EXERCISE TASK: Copy out each line that has "ylabel" in it.

DATA LISTING:

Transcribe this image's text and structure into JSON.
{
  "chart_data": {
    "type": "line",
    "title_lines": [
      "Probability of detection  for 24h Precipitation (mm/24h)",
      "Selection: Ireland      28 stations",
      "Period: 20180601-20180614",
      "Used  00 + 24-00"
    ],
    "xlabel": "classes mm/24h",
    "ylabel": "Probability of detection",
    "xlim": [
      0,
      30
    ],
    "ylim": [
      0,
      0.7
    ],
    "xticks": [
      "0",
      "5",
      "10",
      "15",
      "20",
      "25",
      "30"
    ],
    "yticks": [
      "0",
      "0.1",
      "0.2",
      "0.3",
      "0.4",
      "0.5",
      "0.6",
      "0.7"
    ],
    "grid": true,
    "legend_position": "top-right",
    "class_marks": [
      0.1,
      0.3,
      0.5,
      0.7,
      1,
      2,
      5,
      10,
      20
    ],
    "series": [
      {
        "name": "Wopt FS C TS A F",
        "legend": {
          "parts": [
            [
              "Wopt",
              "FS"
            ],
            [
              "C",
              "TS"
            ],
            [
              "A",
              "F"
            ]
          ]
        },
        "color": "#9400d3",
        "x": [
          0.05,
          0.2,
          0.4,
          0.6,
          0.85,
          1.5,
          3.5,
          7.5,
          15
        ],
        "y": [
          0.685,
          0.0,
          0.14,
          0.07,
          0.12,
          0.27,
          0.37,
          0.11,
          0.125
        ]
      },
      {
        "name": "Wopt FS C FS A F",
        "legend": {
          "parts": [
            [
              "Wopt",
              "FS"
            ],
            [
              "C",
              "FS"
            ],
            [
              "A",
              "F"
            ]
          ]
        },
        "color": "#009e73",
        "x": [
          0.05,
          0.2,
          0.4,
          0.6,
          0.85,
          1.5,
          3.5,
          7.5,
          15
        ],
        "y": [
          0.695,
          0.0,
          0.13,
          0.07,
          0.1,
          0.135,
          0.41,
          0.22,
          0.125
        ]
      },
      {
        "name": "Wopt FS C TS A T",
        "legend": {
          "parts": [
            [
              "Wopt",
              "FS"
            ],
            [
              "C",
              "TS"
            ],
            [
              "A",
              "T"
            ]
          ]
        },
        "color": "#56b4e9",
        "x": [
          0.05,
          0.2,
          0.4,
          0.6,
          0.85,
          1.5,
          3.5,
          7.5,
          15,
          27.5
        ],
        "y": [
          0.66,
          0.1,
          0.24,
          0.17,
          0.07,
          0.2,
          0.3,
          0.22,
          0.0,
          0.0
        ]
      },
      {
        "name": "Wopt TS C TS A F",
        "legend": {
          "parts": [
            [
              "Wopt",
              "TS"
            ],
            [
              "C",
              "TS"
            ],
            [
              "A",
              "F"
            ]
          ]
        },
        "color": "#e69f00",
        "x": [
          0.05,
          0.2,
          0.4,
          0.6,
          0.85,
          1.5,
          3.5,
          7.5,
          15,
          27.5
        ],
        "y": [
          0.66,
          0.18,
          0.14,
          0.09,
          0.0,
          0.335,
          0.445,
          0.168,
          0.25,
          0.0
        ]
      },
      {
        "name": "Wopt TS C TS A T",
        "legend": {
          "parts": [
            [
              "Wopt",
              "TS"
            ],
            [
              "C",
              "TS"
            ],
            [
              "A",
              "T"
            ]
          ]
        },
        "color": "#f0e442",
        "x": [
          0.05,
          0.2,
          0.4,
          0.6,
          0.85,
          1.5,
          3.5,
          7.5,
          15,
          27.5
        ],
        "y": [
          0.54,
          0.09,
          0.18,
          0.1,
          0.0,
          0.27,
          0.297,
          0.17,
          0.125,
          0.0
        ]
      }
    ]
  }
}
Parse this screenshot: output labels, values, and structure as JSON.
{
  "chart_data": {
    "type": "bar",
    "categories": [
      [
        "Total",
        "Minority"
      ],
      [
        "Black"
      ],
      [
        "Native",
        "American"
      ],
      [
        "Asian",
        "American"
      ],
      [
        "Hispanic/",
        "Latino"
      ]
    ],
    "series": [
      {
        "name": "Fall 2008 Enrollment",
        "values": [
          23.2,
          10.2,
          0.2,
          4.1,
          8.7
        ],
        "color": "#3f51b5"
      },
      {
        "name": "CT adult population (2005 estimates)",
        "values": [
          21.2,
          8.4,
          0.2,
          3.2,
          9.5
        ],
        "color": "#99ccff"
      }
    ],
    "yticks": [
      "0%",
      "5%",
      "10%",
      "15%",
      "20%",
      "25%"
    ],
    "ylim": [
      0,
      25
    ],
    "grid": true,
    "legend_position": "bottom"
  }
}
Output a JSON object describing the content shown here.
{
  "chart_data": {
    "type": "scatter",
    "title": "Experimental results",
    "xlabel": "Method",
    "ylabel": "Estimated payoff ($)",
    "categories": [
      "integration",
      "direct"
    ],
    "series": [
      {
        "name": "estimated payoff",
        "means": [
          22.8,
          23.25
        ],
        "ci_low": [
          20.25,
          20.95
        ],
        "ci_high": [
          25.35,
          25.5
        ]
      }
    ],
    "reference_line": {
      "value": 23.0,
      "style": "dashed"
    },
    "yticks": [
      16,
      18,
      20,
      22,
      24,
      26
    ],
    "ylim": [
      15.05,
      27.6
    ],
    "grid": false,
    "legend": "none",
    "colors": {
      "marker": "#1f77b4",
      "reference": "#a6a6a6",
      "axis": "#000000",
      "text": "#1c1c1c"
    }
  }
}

CORRECT ANSWER:
    "ylabel": "Probability of detection",
    "ylabel": "Estimated payoff ($)",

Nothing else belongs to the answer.